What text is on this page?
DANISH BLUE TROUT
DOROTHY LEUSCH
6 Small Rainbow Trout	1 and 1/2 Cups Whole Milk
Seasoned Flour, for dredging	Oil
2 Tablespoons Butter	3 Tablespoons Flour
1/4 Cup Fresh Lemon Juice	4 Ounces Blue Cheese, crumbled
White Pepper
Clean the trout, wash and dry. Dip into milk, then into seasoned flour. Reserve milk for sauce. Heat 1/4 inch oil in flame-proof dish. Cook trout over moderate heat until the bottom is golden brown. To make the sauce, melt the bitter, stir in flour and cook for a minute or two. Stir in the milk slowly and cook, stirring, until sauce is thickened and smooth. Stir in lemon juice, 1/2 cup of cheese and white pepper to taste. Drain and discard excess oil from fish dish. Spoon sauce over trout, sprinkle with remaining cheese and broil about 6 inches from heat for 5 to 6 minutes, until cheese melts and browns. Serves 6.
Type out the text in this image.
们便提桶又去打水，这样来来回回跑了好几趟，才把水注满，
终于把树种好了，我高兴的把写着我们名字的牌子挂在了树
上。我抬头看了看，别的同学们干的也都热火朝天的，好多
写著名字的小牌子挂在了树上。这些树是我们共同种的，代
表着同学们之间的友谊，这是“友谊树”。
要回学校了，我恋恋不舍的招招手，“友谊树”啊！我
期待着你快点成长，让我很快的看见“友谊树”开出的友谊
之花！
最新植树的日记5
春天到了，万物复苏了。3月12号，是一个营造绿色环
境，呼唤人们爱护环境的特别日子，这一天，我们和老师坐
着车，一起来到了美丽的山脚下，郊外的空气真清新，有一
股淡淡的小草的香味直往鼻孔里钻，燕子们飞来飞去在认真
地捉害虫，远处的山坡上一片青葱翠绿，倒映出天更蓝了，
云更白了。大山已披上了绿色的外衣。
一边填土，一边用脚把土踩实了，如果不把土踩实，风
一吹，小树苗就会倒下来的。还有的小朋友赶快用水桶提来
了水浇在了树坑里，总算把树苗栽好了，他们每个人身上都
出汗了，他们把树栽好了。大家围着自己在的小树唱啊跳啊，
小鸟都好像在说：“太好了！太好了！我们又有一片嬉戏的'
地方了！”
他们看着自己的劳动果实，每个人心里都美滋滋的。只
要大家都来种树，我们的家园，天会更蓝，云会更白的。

§

*Exercise goal*: Everything in the listing above should be restated exactly.

*Output below*:
What text is on this page?
DANISH BLUE TROUT
DOROTHY LEUSCH
6 Small Rainbow Trout	1 and 1/2 Cups Whole Milk
Seasoned Flour, for dredging	Oil
2 Tablespoons Butter	3 Tablespoons Flour
1/4 Cup Fresh Lemon Juice	4 Ounces Blue Cheese, crumbled
White Pepper
Clean the trout, wash and dry. Dip into milk, then into seasoned flour. Reserve milk for sauce. Heat 1/4 inch oil in flame-proof dish. Cook trout over moderate heat until the bottom is golden brown. To make the sauce, melt the bitter, stir in flour and cook for a minute or two. Stir in the milk slowly and cook, stirring, until sauce is thickened and smooth. Stir in lemon juice, 1/2 cup of cheese and white pepper to taste. Drain and discard excess oil from fish dish. Spoon sauce over trout, sprinkle with remaining cheese and broil about 6 inches from heat for 5 to 6 minutes, until cheese melts and browns. Serves 6.
Type out the text in this image.
们便提桶又去打水，这样来来回回跑了好几趟，才把水注满，
终于把树种好了，我高兴的把写着我们名字的牌子挂在了树
上。我抬头看了看，别的同学们干的也都热火朝天的，好多
写著名字的小牌子挂在了树上。这些树是我们共同种的，代
表着同学们之间的友谊，这是“友谊树”。
要回学校了，我恋恋不舍的招招手，“友谊树”啊！我
期待着你快点成长，让我很快的看见“友谊树”开出的友谊
之花！
最新植树的日记5
春天到了，万物复苏了。3月12号，是一个营造绿色环
境，呼唤人们爱护环境的特别日子，这一天，我们和老师坐
着车，一起来到了美丽的山脚下，郊外的空气真清新，有一
股淡淡的小草的香味直往鼻孔里钻，燕子们飞来飞去在认真
地捉害虫，远处的山坡上一片青葱翠绿，倒映出天更蓝了，
云更白了。大山已披上了绿色的外衣。
一边填土，一边用脚把土踩实了，如果不把土踩实，风
一吹，小树苗就会倒下来的。还有的小朋友赶快用水桶提来
了水浇在了树坑里，总算把树苗栽好了，他们每个人身上都
出汗了，他们把树栽好了。大家围着自己在的小树唱啊跳啊，
小鸟都好像在说：“太好了！太好了！我们又有一片嬉戏的'
地方了！”
他们看着自己的劳动果实，每个人心里都美滋滋的。只
要大家都来种树，我们的家园，天会更蓝，云会更白的。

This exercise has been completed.